REQUIRED WORK: Only lines with the string "граждан" matter here; gather them from the material below.

DATA IN THIS EXERCISE:
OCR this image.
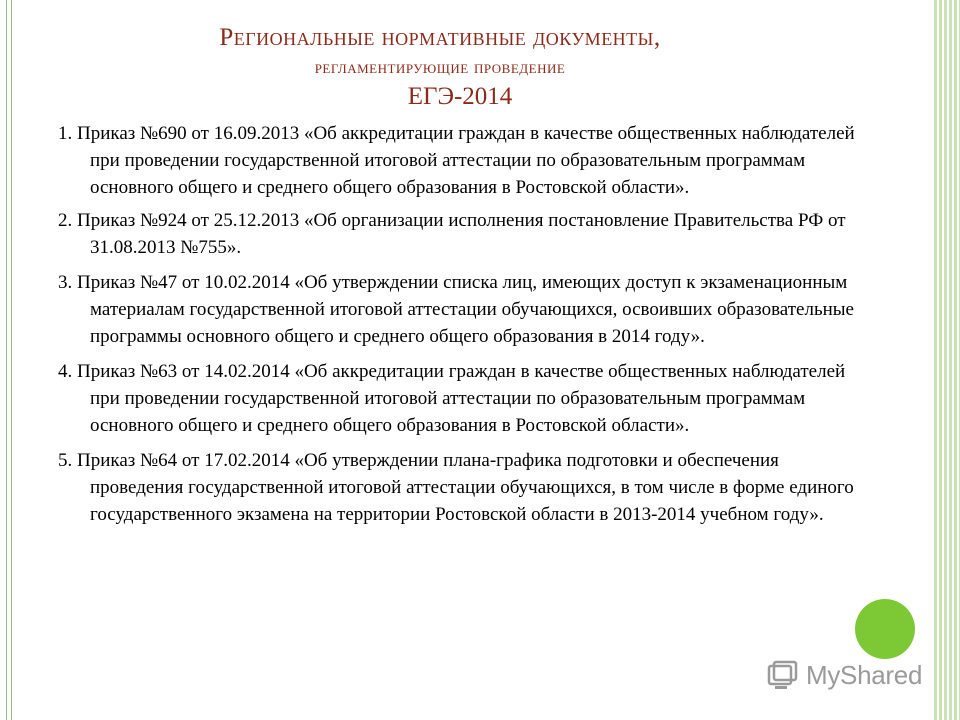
Региональные нормативные документы,
регламентирующие проведение
ЕГЭ-2014
1. Приказ №690 от 16.09.2013 «Об аккредитации граждан в качестве общественных наблюдателей при проведении государственной итоговой аттестации по образовательным программам основного общего и среднего общего образования в Ростовской области».
2. Приказ №924 от 25.12.2013 «Об организации исполнения постановление Правительства РФ от 31.08.2013 №755».
3. Приказ №47 от 10.02.2014 «Об утверждении списка лиц, имеющих доступ к экзаменационным материалам государственной итоговой аттестации обучающихся, освоивших образовательные программы основного общего и среднего общего образования в 2014 году».
4. Приказ №63 от 14.02.2014 «Об аккредитации граждан в качестве общественных наблюдателей при проведении государственной итоговой аттестации по образовательным программам основного общего и среднего общего образования в Ростовской области».
5. Приказ №64 от 17.02.2014 «Об утверждении плана-графика подготовки и обеспечения проведения государственной итоговой аттестации обучающихся, в том числе в форме единого государственного экзамена на территории Ростовской области в 2013-2014 учебном году».
MyShared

RESULT BELOW:
1. Приказ №690 от 16.09.2013 «Об аккредитации граждан в качестве общественных наблюдателей при проведении государственной итоговой аттестации по образовательным программам основного общего и среднего общего образования в Ростовской области».
4. Приказ №63 от 14.02.2014 «Об аккредитации граждан в качестве общественных наблюдателей при проведении государственной итоговой аттестации по образовательным программам основного общего и среднего общего образования в Ростовской области».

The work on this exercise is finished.